▶ [WRITTEN TASK] Find every line containing the word "color" in the records below; report only how many there are.

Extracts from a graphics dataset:
========
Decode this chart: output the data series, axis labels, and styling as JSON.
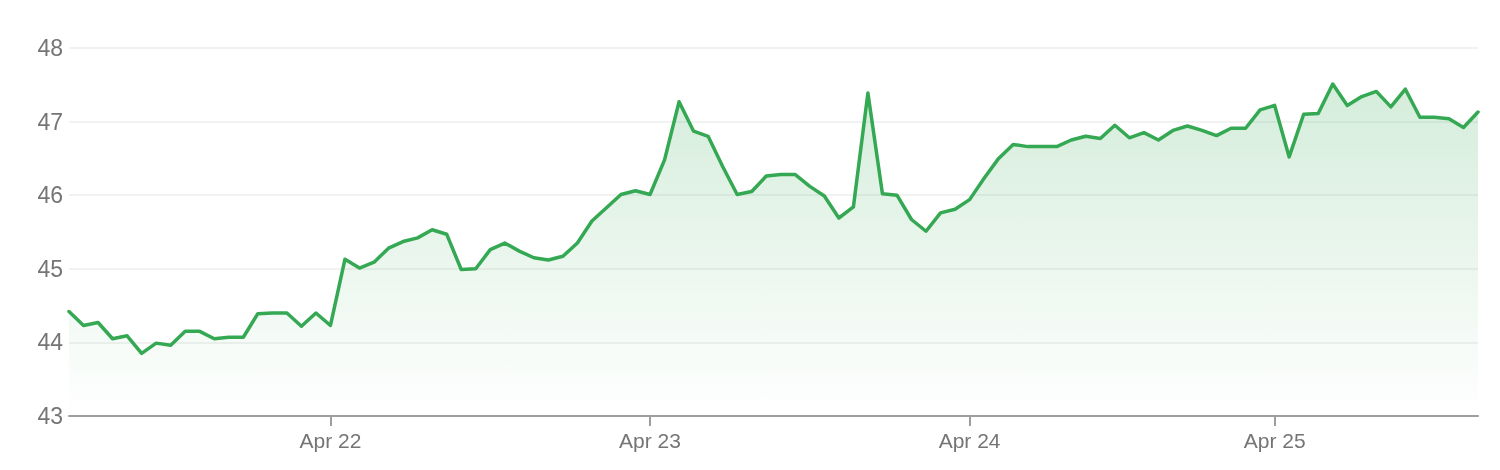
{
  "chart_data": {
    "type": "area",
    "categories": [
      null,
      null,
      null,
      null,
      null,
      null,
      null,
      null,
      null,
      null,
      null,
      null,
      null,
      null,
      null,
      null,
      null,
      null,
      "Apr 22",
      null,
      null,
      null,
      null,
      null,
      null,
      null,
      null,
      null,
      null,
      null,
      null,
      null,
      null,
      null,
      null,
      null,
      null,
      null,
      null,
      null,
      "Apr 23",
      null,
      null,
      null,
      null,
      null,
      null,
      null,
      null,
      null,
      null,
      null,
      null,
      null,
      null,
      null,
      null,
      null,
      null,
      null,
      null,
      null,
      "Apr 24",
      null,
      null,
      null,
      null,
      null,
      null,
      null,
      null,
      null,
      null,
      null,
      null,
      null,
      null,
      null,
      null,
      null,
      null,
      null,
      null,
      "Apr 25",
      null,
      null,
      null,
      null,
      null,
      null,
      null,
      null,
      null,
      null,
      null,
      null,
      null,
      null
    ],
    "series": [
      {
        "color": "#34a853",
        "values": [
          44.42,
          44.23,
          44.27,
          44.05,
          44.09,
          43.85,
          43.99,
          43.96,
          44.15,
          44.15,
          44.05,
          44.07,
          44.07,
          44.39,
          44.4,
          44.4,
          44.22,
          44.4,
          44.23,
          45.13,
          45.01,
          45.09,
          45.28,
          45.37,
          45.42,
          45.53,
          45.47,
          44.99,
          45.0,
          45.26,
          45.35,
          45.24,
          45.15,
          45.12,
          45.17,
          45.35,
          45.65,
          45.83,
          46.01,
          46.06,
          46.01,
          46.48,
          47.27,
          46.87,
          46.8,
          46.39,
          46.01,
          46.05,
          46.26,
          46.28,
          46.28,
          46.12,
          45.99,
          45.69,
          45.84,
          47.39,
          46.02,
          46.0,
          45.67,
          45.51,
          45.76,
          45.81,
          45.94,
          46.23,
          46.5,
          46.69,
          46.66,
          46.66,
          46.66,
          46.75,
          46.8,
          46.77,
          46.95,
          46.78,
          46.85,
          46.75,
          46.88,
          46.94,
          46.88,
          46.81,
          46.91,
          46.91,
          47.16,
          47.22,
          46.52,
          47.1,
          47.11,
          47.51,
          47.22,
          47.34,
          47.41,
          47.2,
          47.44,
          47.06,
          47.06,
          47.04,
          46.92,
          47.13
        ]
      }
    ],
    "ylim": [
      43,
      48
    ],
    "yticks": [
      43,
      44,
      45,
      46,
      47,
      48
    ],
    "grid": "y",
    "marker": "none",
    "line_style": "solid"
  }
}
========
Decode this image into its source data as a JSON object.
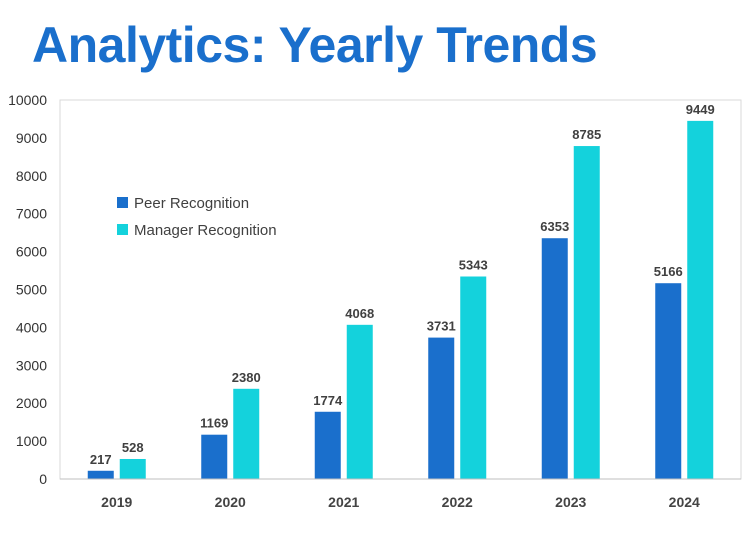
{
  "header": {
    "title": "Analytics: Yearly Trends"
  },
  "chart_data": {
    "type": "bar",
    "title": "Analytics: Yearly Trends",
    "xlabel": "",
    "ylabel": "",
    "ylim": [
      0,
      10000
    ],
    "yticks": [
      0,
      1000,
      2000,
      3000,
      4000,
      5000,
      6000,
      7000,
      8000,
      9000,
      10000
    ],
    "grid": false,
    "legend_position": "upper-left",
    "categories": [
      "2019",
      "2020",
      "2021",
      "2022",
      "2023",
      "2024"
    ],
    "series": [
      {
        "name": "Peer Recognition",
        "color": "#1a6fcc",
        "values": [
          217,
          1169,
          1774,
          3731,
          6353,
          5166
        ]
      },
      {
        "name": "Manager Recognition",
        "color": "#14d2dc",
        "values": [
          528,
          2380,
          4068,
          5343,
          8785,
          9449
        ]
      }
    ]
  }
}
========
▶ [SOLUTION TO THIS EXERCISE] 3